EXERCISE DESCRIPTION: How many of the lines below contain the string "потом"? Case counts, and the reply should be the number alone.

══ EXCERPTED RECORDS ══

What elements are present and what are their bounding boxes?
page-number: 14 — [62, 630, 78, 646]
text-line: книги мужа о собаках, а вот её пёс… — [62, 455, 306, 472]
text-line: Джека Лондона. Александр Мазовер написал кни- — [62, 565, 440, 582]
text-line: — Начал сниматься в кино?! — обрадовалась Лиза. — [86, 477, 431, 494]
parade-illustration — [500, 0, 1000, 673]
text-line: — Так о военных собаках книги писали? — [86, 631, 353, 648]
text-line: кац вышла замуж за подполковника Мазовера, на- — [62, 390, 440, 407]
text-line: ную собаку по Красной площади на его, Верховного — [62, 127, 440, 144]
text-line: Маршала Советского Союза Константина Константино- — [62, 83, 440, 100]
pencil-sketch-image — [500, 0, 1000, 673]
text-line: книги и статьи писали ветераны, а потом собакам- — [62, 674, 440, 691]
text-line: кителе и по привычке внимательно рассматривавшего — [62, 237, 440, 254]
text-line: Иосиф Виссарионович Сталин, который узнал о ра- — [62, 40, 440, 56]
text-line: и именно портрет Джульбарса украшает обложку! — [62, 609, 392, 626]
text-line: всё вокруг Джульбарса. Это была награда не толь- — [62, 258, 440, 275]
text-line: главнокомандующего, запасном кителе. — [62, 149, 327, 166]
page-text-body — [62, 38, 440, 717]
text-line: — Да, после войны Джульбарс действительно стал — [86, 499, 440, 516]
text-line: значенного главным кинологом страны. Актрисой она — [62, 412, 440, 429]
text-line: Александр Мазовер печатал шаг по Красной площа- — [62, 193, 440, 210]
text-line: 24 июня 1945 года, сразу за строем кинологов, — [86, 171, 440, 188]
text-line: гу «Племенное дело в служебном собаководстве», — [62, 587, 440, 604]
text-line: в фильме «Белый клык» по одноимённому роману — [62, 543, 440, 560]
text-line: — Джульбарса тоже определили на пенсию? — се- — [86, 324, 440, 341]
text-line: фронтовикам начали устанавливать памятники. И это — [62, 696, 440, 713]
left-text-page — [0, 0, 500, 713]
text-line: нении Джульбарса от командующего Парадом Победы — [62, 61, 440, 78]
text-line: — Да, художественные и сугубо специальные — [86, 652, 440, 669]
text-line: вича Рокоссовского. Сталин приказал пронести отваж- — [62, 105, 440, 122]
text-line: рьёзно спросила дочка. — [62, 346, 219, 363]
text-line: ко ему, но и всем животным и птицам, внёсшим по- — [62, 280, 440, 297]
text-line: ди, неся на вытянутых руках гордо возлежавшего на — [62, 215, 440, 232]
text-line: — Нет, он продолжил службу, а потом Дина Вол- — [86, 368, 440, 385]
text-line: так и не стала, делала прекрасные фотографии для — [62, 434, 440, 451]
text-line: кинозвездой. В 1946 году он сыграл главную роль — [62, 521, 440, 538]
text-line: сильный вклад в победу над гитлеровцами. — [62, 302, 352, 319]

═══

SOLVED EXERCISE: 2